* **TASK REQUIREMENTS**
**1)** From the forum thread about pouring a monolithic slab, list each structural part that the lowest-bidding contractor quoted to pour all at once, with the size given for it.
**2)** In the forum thread about pouring a monolithic slab, reproduce word for word the passage starting with "## Willie T" and going on through "a correct way.".

* **SELECTED TEXT**
____________________
# Question on Monolithic slab - Pour all at once?



## Willie T (Jan 29, 2009)

seth said:


> The contractor quoted to pour all at once - the 15" X 24" footing, 3 feet retaining wall on two sides and the 20 X 32 feet slab. Is this feasible? Quotes received from other contractors split this into three days – one day each to pour the footings, wait for some time, and than pour the retaining wall, back fill, compact and finally pour the slab on a separate day.
> 
> Is this acceptable practice? Pouring all (footing, retaining wall and slab) in one pump?. I am concerned that it might develop cracks since this would be a one huge piece of structure. Also I thought that the better idea is to pour the footing first and let it get cured and than pour the rest since they all sit on top of footing. Now the guy who quoted monolithic slab is the lowest quote, also have excellent reputation, so I would like to know if this is a correct way.
> 
> Please enlighten me on this. Thanks


Assuming that by "retaining wall", you are referring to the stem walls beginning at the footing, and extending vertically to the surface of the slab... the walls to which the edges of the slab will be poured, no, this is not acceptable.
____________________
* **LISTED RECORDS**
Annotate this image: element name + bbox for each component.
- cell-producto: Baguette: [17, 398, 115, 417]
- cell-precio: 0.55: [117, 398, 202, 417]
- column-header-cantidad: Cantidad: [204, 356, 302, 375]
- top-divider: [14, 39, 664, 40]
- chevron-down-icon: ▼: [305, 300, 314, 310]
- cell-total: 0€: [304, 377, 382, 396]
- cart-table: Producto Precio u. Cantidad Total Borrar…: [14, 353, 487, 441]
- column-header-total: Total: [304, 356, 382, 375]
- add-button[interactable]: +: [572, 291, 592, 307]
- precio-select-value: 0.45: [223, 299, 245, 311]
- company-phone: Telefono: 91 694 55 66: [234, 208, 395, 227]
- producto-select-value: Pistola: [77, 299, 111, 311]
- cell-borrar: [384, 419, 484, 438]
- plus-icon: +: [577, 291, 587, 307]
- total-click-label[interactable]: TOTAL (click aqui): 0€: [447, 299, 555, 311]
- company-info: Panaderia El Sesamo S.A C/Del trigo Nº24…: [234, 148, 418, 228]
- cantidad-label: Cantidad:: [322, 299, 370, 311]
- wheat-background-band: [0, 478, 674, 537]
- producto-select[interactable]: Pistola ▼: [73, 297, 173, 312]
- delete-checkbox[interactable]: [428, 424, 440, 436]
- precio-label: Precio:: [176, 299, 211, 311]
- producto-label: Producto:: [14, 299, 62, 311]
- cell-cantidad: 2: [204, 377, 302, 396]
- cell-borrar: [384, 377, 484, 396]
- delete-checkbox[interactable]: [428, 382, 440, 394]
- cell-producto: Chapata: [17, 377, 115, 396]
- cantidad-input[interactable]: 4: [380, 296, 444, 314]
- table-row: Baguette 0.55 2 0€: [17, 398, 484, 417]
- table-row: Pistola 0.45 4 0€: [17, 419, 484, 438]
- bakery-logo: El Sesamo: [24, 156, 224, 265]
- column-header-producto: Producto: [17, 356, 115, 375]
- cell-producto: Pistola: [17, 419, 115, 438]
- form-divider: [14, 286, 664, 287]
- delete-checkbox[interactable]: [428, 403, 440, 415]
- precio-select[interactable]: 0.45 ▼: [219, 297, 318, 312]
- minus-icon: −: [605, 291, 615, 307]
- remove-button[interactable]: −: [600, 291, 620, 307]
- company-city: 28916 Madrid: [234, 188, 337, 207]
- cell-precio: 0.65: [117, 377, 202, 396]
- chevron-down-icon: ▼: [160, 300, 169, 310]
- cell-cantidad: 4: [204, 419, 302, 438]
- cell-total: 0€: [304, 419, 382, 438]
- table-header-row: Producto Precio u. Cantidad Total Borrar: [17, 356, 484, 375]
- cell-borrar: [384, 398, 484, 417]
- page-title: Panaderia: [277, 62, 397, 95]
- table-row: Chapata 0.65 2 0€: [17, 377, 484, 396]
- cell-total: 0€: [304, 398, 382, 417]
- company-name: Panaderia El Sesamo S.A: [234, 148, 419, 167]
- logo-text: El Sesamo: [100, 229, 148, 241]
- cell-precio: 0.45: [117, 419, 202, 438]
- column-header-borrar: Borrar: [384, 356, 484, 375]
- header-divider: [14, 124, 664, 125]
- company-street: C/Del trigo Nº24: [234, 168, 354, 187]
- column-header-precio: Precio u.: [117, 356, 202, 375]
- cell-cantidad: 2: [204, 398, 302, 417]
____________________
* **ANSWER SET**
**1)**
- The 15" X 24" footing
- The 3 feet retaining wall on two sides
- The 20 X 32 feet slab

**2)**
## Willie T (Jan 29, 2009)

seth said:


> The contractor quoted to pour all at once - the 15" X 24" footing, 3 feet retaining wall on two sides and the 20 X 32 feet slab. Is this feasible? Quotes received from other contractors split this into three days – one day each to pour the footings, wait for some time, and than pour the retaining wall, back fill, compact and finally pour the slab on a separate day.
> 
> Is this acceptable practice? Pouring all (footing, retaining wall and slab) in one pump?. I am concerned that it might develop cracks since this would be a one huge piece of structure. Also I thought that the better idea is to pour the footing first and let it get cured and than pour the rest since they all sit on top of footing. Now the guy who quoted monolithic slab is the lowest quote, also have excellent reputation, so I would like to know if this is a correct way.